▶ _WHAT IS EXPECTED_
Using the listing below, copy every line that mentions "JSON".

▶ _INFORMATION SUPPLIED_

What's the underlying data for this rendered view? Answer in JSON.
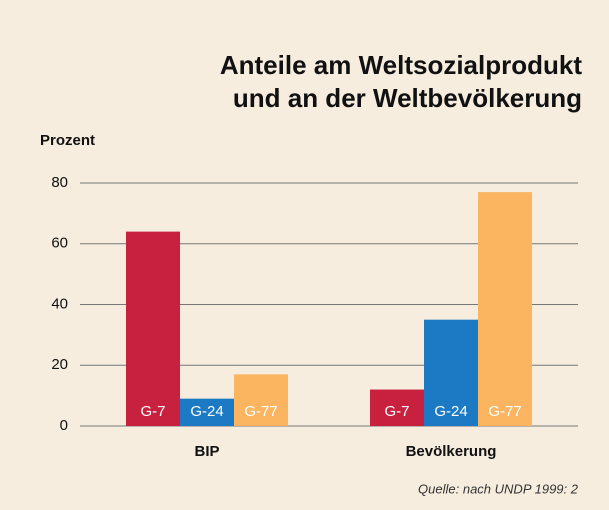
{
  "chart_data": {
    "type": "bar",
    "title": [
      "Anteile am Weltsozialprodukt",
      "und an der Weltbevölkerung"
    ],
    "y_label": "Prozent",
    "categories": [
      "BIP",
      "Bevölkerung"
    ],
    "series": [
      {
        "name": "G-7",
        "color": "#c8203f",
        "values": [
          64,
          12
        ]
      },
      {
        "name": "G-24",
        "color": "#1b7ac3",
        "values": [
          9,
          35
        ]
      },
      {
        "name": "G-77",
        "color": "#fbb45f",
        "values": [
          17,
          77
        ]
      }
    ],
    "ylim": [
      0,
      80
    ],
    "yticks": [
      0,
      20,
      40,
      60,
      80
    ],
    "grid": true,
    "source": "Quelle: nach UNDP 1999: 2"
  }
}
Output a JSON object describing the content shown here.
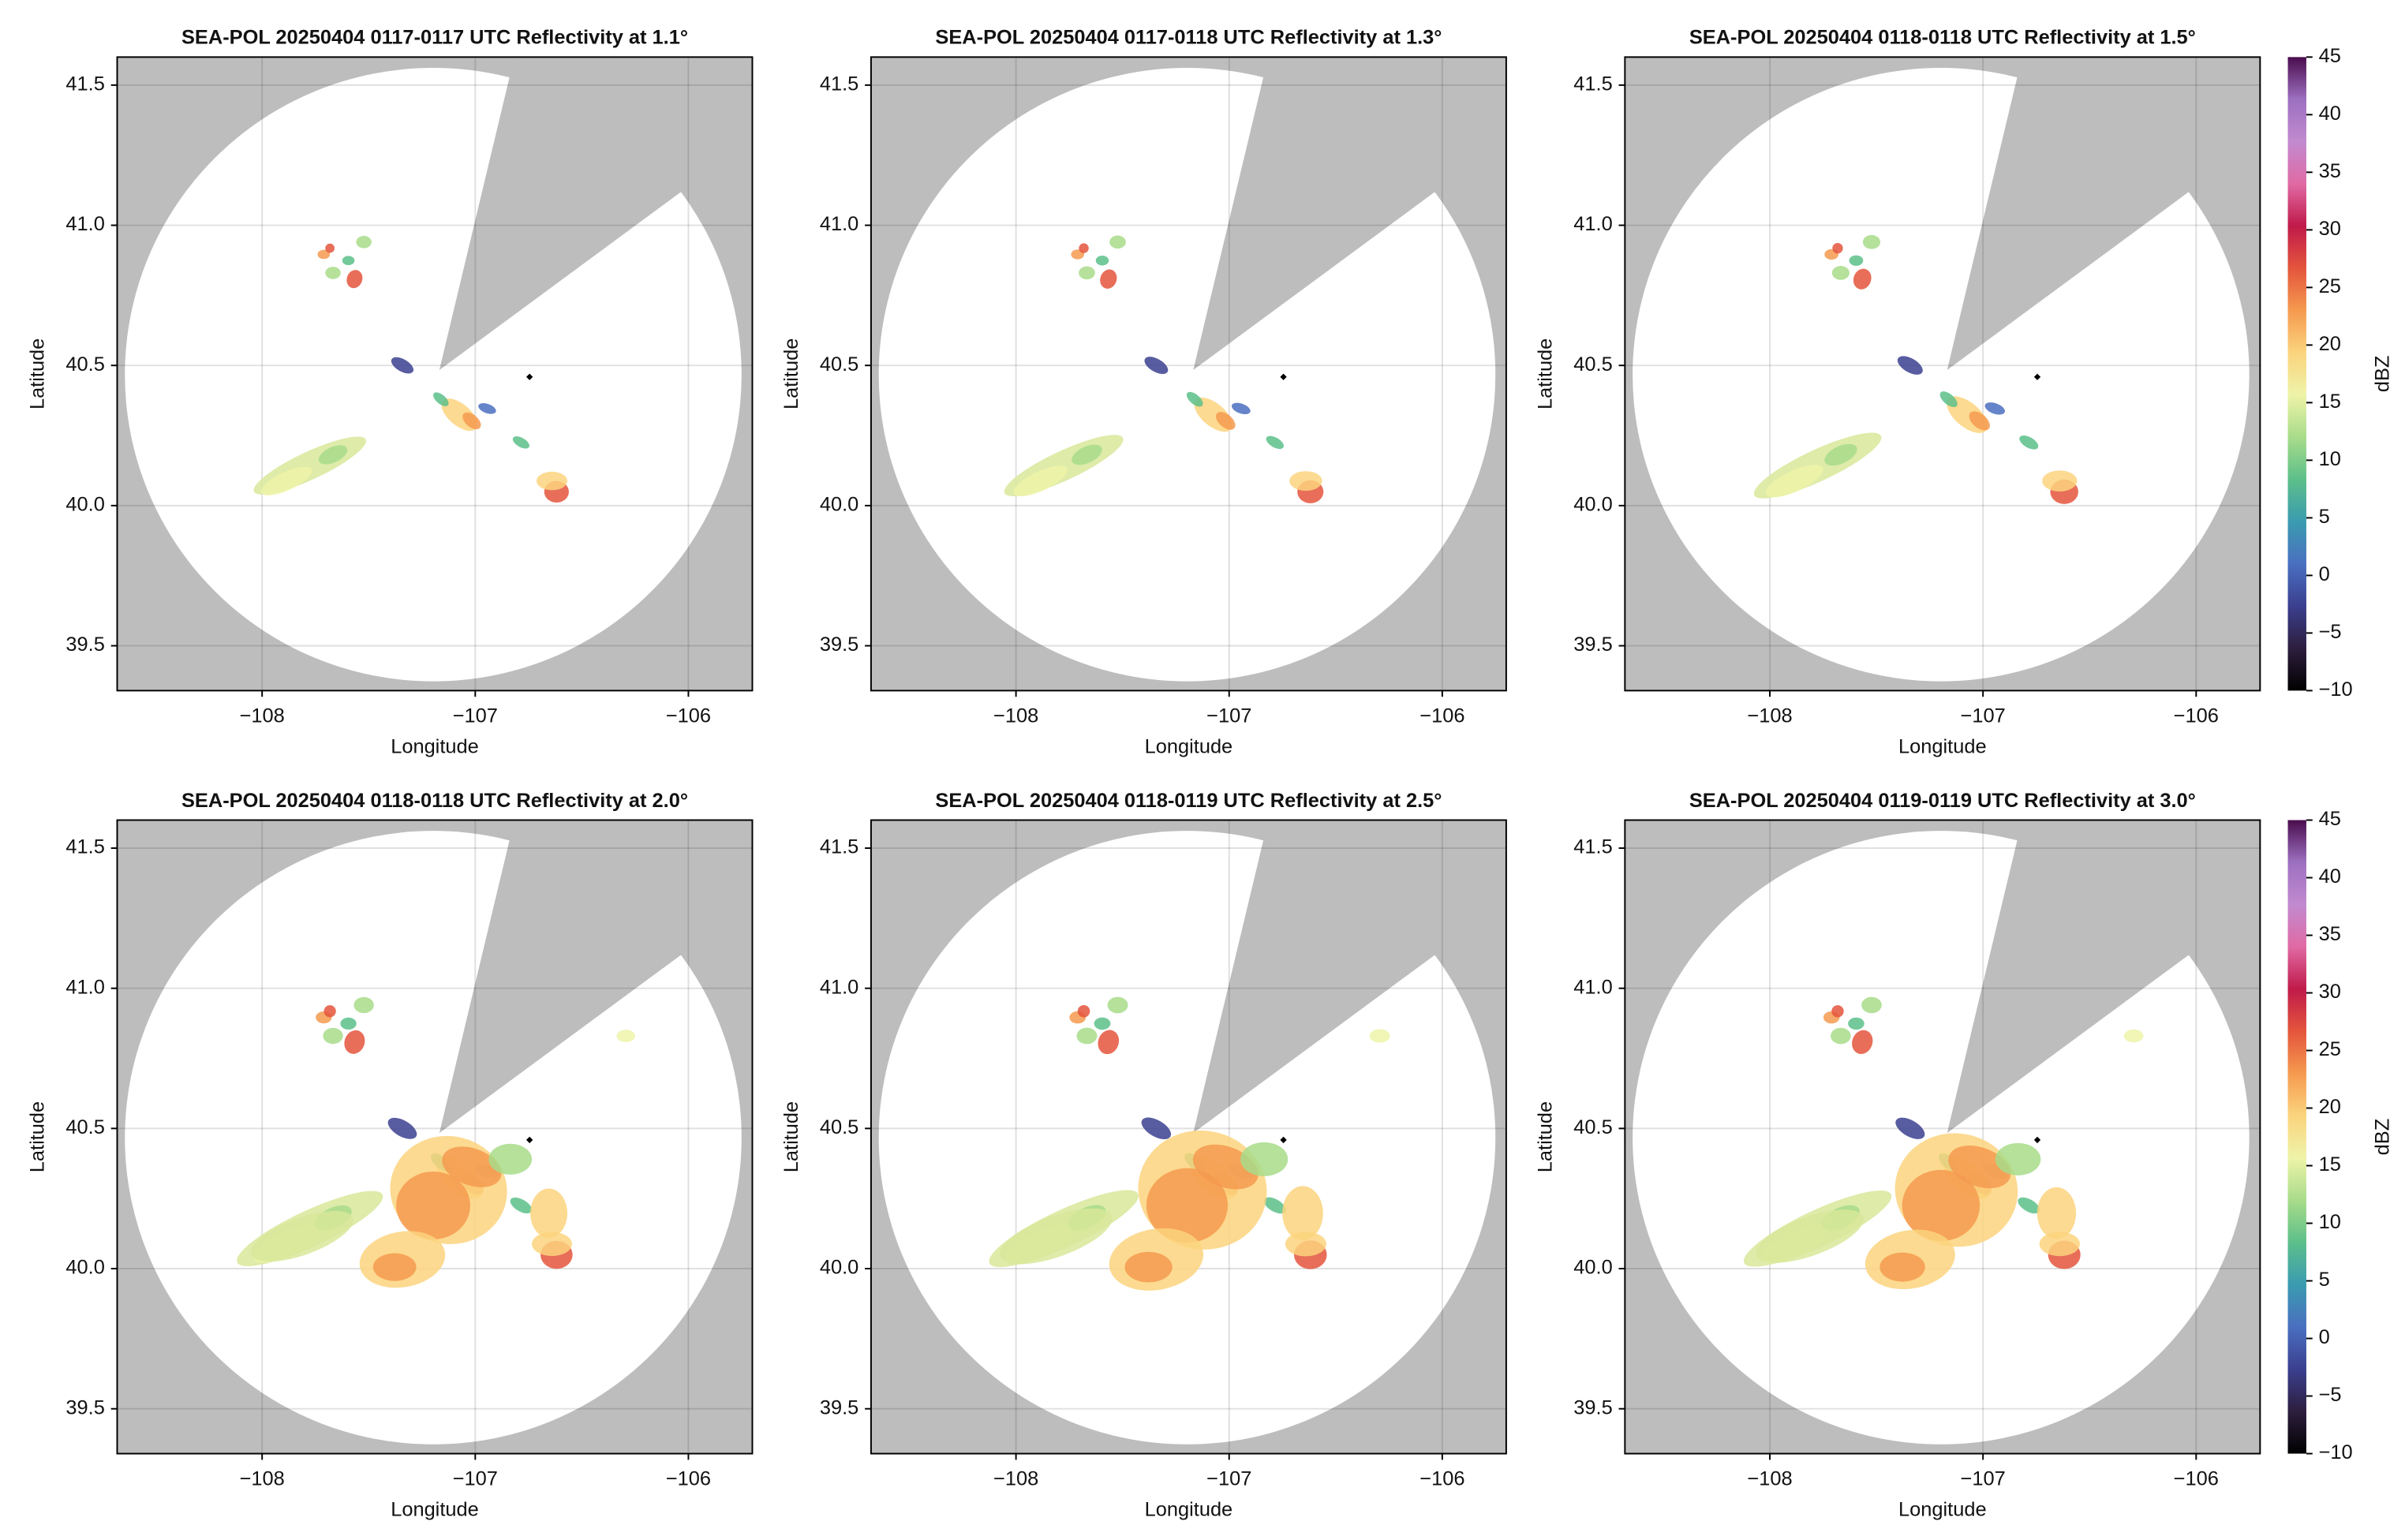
{
  "chart_data": [
    {
      "type": "radar-map",
      "title": "SEA-POL 20250404 0117-0117 UTC Reflectivity at 1.1°",
      "xlabel": "Longitude",
      "ylabel": "Latitude",
      "xlim": [
        -108.68,
        -105.7
      ],
      "ylim": [
        39.34,
        41.6
      ],
      "grid": true,
      "xticks": [
        {
          "value": -108,
          "label": "−108"
        },
        {
          "value": -107,
          "label": "−107"
        },
        {
          "value": -106,
          "label": "−106"
        }
      ],
      "yticks": [
        39.5,
        {
          "value": 40,
          "label": "40.0"
        },
        40.5,
        {
          "value": 41,
          "label": "41.0"
        },
        41.5
      ]
    },
    {
      "type": "radar-map",
      "title": "SEA-POL 20250404 0117-0118 UTC Reflectivity at 1.3°",
      "xlabel": "Longitude",
      "ylabel": "Latitude",
      "xlim": [
        -108.68,
        -105.7
      ],
      "ylim": [
        39.34,
        41.6
      ],
      "grid": true,
      "xticks": [
        {
          "value": -108,
          "label": "−108"
        },
        {
          "value": -107,
          "label": "−107"
        },
        {
          "value": -106,
          "label": "−106"
        }
      ],
      "yticks": [
        39.5,
        {
          "value": 40,
          "label": "40.0"
        },
        40.5,
        {
          "value": 41,
          "label": "41.0"
        },
        41.5
      ]
    },
    {
      "type": "radar-map",
      "title": "SEA-POL 20250404 0118-0118 UTC Reflectivity at 1.5°",
      "xlabel": "Longitude",
      "ylabel": "Latitude",
      "xlim": [
        -108.68,
        -105.7
      ],
      "ylim": [
        39.34,
        41.6
      ],
      "grid": true,
      "xticks": [
        {
          "value": -108,
          "label": "−108"
        },
        {
          "value": -107,
          "label": "−107"
        },
        {
          "value": -106,
          "label": "−106"
        }
      ],
      "yticks": [
        39.5,
        {
          "value": 40,
          "label": "40.0"
        },
        40.5,
        {
          "value": 41,
          "label": "41.0"
        },
        41.5
      ],
      "colorbar": {
        "label": "dBZ",
        "lim": [
          -10,
          45
        ],
        "ticks": [
          {
            "value": -10,
            "label": "−10"
          },
          {
            "value": -5,
            "label": "−5"
          },
          0,
          5,
          10,
          15,
          20,
          25,
          30,
          35,
          40,
          45
        ],
        "colors": [
          "#000000",
          "#2d1e3e",
          "#3b3f8f",
          "#4a6fc0",
          "#3a9bb0",
          "#5cbf8a",
          "#a8dc8a",
          "#eef3a8",
          "#fbd47e",
          "#f59a4f",
          "#e4553c",
          "#c01a4a",
          "#e06aa4",
          "#c28ad0",
          "#9c70c0",
          "#4a0d4e"
        ]
      }
    },
    {
      "type": "radar-map",
      "title": "SEA-POL 20250404 0118-0118 UTC Reflectivity at 2.0°",
      "xlabel": "Longitude",
      "ylabel": "Latitude",
      "xlim": [
        -108.68,
        -105.7
      ],
      "ylim": [
        39.34,
        41.6
      ],
      "grid": true,
      "xticks": [
        {
          "value": -108,
          "label": "−108"
        },
        {
          "value": -107,
          "label": "−107"
        },
        {
          "value": -106,
          "label": "−106"
        }
      ],
      "yticks": [
        39.5,
        {
          "value": 40,
          "label": "40.0"
        },
        40.5,
        {
          "value": 41,
          "label": "41.0"
        },
        41.5
      ]
    },
    {
      "type": "radar-map",
      "title": "SEA-POL 20250404 0118-0119 UTC Reflectivity at 2.5°",
      "xlabel": "Longitude",
      "ylabel": "Latitude",
      "xlim": [
        -108.68,
        -105.7
      ],
      "ylim": [
        39.34,
        41.6
      ],
      "grid": true,
      "xticks": [
        {
          "value": -108,
          "label": "−108"
        },
        {
          "value": -107,
          "label": "−107"
        },
        {
          "value": -106,
          "label": "−106"
        }
      ],
      "yticks": [
        39.5,
        {
          "value": 40,
          "label": "40.0"
        },
        40.5,
        {
          "value": 41,
          "label": "41.0"
        },
        41.5
      ]
    },
    {
      "type": "radar-map",
      "title": "SEA-POL 20250404 0119-0119 UTC Reflectivity at 3.0°",
      "xlabel": "Longitude",
      "ylabel": "Latitude",
      "xlim": [
        -108.68,
        -105.7
      ],
      "ylim": [
        39.34,
        41.6
      ],
      "grid": true,
      "xticks": [
        {
          "value": -108,
          "label": "−108"
        },
        {
          "value": -107,
          "label": "−107"
        },
        {
          "value": -106,
          "label": "−106"
        }
      ],
      "yticks": [
        39.5,
        {
          "value": 40,
          "label": "40.0"
        },
        40.5,
        {
          "value": 41,
          "label": "41.0"
        },
        41.5
      ],
      "colorbar": {
        "label": "dBZ",
        "lim": [
          -10,
          45
        ],
        "ticks": [
          {
            "value": -10,
            "label": "−10"
          },
          {
            "value": -5,
            "label": "−5"
          },
          0,
          5,
          10,
          15,
          20,
          25,
          30,
          35,
          40,
          45
        ],
        "colors": [
          "#000000",
          "#2d1e3e",
          "#3b3f8f",
          "#4a6fc0",
          "#3a9bb0",
          "#5cbf8a",
          "#a8dc8a",
          "#eef3a8",
          "#fbd47e",
          "#f59a4f",
          "#e4553c",
          "#c01a4a",
          "#e06aa4",
          "#c28ad0",
          "#9c70c0",
          "#4a0d4e"
        ]
      }
    }
  ]
}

▶ _SOLUTION FOR THIS TASK_
What's the underlying data for this rendered view? Answer in JSON.
Output a JSON object describing the content shown here.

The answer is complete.